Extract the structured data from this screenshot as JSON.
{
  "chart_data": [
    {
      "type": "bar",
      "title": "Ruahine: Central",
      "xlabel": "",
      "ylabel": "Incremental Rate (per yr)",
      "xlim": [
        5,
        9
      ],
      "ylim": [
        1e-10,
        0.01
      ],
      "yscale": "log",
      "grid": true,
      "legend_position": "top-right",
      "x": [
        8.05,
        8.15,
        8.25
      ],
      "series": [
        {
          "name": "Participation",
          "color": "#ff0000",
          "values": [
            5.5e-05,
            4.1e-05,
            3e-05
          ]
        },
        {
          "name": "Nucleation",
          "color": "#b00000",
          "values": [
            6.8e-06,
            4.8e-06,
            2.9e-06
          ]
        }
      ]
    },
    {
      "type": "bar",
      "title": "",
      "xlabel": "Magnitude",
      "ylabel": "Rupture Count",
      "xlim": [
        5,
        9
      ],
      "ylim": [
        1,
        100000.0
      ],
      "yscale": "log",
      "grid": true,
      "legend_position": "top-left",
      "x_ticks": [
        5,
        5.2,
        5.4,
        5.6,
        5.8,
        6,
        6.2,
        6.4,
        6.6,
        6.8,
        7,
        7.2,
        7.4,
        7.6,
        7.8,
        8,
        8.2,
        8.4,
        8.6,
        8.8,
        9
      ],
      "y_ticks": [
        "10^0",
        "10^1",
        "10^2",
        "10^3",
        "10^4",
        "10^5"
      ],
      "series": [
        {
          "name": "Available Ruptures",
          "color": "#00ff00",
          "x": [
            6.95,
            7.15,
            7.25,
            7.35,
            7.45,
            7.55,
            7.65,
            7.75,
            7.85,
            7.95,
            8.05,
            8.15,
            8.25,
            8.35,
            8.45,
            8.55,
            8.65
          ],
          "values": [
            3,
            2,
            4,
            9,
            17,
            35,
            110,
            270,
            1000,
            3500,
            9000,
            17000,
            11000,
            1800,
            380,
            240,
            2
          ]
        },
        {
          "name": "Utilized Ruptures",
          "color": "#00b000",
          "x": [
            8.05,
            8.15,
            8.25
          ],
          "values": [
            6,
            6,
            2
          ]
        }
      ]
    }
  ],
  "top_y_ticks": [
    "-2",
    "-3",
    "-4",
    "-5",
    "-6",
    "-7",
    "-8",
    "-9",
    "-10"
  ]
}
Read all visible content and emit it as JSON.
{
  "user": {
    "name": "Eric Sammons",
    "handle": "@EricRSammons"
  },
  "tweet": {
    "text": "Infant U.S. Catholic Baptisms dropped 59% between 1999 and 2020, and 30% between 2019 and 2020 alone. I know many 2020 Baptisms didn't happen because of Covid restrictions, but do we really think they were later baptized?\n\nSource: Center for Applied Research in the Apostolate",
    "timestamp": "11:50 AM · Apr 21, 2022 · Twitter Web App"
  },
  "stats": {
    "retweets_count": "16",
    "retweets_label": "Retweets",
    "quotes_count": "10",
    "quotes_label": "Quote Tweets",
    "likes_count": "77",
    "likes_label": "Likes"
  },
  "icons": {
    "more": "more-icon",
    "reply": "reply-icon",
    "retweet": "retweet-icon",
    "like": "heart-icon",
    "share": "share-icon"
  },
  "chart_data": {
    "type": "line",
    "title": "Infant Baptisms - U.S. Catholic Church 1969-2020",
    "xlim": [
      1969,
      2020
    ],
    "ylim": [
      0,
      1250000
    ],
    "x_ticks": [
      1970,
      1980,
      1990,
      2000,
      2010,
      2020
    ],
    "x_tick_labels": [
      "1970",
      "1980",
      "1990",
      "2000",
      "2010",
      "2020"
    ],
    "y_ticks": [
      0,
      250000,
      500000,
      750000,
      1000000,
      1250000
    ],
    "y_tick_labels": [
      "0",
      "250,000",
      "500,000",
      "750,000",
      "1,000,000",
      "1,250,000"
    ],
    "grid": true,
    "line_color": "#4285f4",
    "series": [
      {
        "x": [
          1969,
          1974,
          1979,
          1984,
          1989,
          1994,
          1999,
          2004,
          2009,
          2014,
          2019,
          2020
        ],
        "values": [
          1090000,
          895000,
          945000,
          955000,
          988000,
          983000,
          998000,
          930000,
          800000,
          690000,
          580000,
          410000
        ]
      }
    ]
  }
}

Brief:
Pull every line containing "Infant" from the material above.

Complete response:
    "text": "Infant U.S. Catholic Baptisms dropped 59% between 1999 and 2020, and 30% between 2019 and 2020 alone. I know many 2020 Baptisms didn't happen because of Covid restrictions, but do we really think they were later baptized?\n\nSource: Center for Applied Research in the Apostolate",
    "title": "Infant Baptisms - U.S. Catholic Church 1969-2020",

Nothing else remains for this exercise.